- _GOAL_
The data below is to be returned in full and exactly.
begin
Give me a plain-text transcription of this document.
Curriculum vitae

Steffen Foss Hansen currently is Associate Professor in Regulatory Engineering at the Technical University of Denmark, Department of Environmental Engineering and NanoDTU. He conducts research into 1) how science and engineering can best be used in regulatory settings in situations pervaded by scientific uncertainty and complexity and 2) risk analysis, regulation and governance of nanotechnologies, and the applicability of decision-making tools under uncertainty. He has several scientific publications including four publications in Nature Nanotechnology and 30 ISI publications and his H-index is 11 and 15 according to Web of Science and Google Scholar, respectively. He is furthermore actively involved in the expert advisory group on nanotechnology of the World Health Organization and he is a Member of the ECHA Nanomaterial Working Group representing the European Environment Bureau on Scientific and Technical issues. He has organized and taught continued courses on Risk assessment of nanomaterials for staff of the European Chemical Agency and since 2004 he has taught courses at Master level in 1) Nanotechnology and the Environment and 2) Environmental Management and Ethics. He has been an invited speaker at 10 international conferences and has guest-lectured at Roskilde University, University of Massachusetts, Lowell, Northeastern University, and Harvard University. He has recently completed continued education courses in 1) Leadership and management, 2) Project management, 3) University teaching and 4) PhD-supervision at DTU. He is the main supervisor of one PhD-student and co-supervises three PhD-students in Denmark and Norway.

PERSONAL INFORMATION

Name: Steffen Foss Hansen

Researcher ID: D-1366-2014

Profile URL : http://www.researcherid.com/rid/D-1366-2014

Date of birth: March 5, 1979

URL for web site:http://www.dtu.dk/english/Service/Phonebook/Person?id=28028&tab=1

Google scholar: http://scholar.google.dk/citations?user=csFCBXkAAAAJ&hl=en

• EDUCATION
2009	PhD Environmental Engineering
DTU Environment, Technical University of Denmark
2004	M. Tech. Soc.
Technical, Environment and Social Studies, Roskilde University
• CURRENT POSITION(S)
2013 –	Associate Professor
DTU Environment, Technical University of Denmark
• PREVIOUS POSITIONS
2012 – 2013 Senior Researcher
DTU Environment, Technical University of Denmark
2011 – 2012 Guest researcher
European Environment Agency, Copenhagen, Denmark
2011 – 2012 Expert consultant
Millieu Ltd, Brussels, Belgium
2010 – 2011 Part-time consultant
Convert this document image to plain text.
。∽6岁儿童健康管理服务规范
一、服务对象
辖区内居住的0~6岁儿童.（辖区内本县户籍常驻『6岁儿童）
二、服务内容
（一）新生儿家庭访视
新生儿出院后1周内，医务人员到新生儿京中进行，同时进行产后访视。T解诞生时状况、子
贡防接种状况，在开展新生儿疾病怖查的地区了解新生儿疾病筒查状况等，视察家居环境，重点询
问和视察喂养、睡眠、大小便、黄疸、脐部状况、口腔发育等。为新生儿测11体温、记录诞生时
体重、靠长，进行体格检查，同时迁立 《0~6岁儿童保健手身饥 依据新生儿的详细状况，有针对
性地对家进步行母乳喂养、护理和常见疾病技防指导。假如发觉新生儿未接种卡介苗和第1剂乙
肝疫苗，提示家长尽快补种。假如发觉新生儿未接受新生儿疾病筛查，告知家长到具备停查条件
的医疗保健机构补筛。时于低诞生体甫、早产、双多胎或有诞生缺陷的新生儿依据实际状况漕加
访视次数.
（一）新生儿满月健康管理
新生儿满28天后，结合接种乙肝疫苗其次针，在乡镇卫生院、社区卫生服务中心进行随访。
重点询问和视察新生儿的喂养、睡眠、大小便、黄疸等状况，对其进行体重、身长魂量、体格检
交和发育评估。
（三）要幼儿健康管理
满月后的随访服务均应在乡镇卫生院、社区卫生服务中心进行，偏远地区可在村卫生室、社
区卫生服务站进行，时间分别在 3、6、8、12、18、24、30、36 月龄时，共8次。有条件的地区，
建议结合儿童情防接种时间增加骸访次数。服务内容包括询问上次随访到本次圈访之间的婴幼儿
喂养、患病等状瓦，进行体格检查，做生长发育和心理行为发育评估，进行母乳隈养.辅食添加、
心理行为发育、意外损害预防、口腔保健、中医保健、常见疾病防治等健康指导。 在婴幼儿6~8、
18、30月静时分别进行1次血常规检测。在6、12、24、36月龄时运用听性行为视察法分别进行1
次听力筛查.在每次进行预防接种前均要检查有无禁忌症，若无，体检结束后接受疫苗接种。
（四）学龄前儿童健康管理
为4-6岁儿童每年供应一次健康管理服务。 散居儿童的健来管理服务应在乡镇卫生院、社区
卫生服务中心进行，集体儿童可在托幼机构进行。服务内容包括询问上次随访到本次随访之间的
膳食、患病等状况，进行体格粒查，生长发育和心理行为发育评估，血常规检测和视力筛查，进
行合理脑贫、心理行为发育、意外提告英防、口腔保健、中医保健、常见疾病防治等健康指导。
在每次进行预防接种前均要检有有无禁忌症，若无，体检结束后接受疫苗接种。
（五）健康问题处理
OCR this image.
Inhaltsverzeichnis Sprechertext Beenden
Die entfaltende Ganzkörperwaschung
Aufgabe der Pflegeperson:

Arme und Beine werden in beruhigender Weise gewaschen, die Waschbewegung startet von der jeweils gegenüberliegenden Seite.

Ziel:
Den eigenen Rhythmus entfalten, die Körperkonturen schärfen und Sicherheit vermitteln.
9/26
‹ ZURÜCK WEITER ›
end
- _SOLUTION_
Give me a plain-text transcription of this document.
Curriculum vitae

Steffen Foss Hansen currently is Associate Professor in Regulatory Engineering at the Technical University of Denmark, Department of Environmental Engineering and NanoDTU. He conducts research into 1) how science and engineering can best be used in regulatory settings in situations pervaded by scientific uncertainty and complexity and 2) risk analysis, regulation and governance of nanotechnologies, and the applicability of decision-making tools under uncertainty. He has several scientific publications including four publications in Nature Nanotechnology and 30 ISI publications and his H-index is 11 and 15 according to Web of Science and Google Scholar, respectively. He is furthermore actively involved in the expert advisory group on nanotechnology of the World Health Organization and he is a Member of the ECHA Nanomaterial Working Group representing the European Environment Bureau on Scientific and Technical issues. He has organized and taught continued courses on Risk assessment of nanomaterials for staff of the European Chemical Agency and since 2004 he has taught courses at Master level in 1) Nanotechnology and the Environment and 2) Environmental Management and Ethics. He has been an invited speaker at 10 international conferences and has guest-lectured at Roskilde University, University of Massachusetts, Lowell, Northeastern University, and Harvard University. He has recently completed continued education courses in 1) Leadership and management, 2) Project management, 3) University teaching and 4) PhD-supervision at DTU. He is the main supervisor of one PhD-student and co-supervises three PhD-students in Denmark and Norway.

PERSONAL INFORMATION

Name: Steffen Foss Hansen

Researcher ID: D-1366-2014

Profile URL : http://www.researcherid.com/rid/D-1366-2014

Date of birth: March 5, 1979

URL for web site:http://www.dtu.dk/english/Service/Phonebook/Person?id=28028&tab=1

Google scholar: http://scholar.google.dk/citations?user=csFCBXkAAAAJ&hl=en

• EDUCATION
2009	PhD Environmental Engineering
DTU Environment, Technical University of Denmark
2004	M. Tech. Soc.
Technical, Environment and Social Studies, Roskilde University
• CURRENT POSITION(S)
2013 –	Associate Professor
DTU Environment, Technical University of Denmark
• PREVIOUS POSITIONS
2012 – 2013 Senior Researcher
DTU Environment, Technical University of Denmark
2011 – 2012 Guest researcher
European Environment Agency, Copenhagen, Denmark
2011 – 2012 Expert consultant
Millieu Ltd, Brussels, Belgium
2010 – 2011 Part-time consultant
Convert this document image to plain text.
。∽6岁儿童健康管理服务规范
一、服务对象
辖区内居住的0~6岁儿童.（辖区内本县户籍常驻『6岁儿童）
二、服务内容
（一）新生儿家庭访视
新生儿出院后1周内，医务人员到新生儿京中进行，同时进行产后访视。T解诞生时状况、子
贡防接种状况，在开展新生儿疾病怖查的地区了解新生儿疾病筒查状况等，视察家居环境，重点询
问和视察喂养、睡眠、大小便、黄疸、脐部状况、口腔发育等。为新生儿测11体温、记录诞生时
体重、靠长，进行体格检查，同时迁立 《0~6岁儿童保健手身饥 依据新生儿的详细状况，有针对
性地对家进步行母乳喂养、护理和常见疾病技防指导。假如发觉新生儿未接种卡介苗和第1剂乙
肝疫苗，提示家长尽快补种。假如发觉新生儿未接受新生儿疾病筛查，告知家长到具备停查条件
的医疗保健机构补筛。时于低诞生体甫、早产、双多胎或有诞生缺陷的新生儿依据实际状况漕加
访视次数.
（一）新生儿满月健康管理
新生儿满28天后，结合接种乙肝疫苗其次针，在乡镇卫生院、社区卫生服务中心进行随访。
重点询问和视察新生儿的喂养、睡眠、大小便、黄疸等状况，对其进行体重、身长魂量、体格检
交和发育评估。
（三）要幼儿健康管理
满月后的随访服务均应在乡镇卫生院、社区卫生服务中心进行，偏远地区可在村卫生室、社
区卫生服务站进行，时间分别在 3、6、8、12、18、24、30、36 月龄时，共8次。有条件的地区，
建议结合儿童情防接种时间增加骸访次数。服务内容包括询问上次随访到本次圈访之间的婴幼儿
喂养、患病等状瓦，进行体格检查，做生长发育和心理行为发育评估，进行母乳隈养.辅食添加、
心理行为发育、意外损害预防、口腔保健、中医保健、常见疾病防治等健康指导。 在婴幼儿6~8、
18、30月静时分别进行1次血常规检测。在6、12、24、36月龄时运用听性行为视察法分别进行1
次听力筛查.在每次进行预防接种前均要检查有无禁忌症，若无，体检结束后接受疫苗接种。
（四）学龄前儿童健康管理
为4-6岁儿童每年供应一次健康管理服务。 散居儿童的健来管理服务应在乡镇卫生院、社区
卫生服务中心进行，集体儿童可在托幼机构进行。服务内容包括询问上次随访到本次随访之间的
膳食、患病等状况，进行体格粒查，生长发育和心理行为发育评估，血常规检测和视力筛查，进
行合理脑贫、心理行为发育、意外提告英防、口腔保健、中医保健、常见疾病防治等健康指导。
在每次进行预防接种前均要检有有无禁忌症，若无，体检结束后接受疫苗接种。
（五）健康问题处理
OCR this image.
Inhaltsverzeichnis Sprechertext Beenden
Die entfaltende Ganzkörperwaschung
Aufgabe der Pflegeperson:

Arme und Beine werden in beruhigender Weise gewaschen, die Waschbewegung startet von der jeweils gegenüberliegenden Seite.

Ziel:
Den eigenen Rhythmus entfalten, die Körperkonturen schärfen und Sicherheit vermitteln.
9/26
‹ ZURÜCK WEITER ›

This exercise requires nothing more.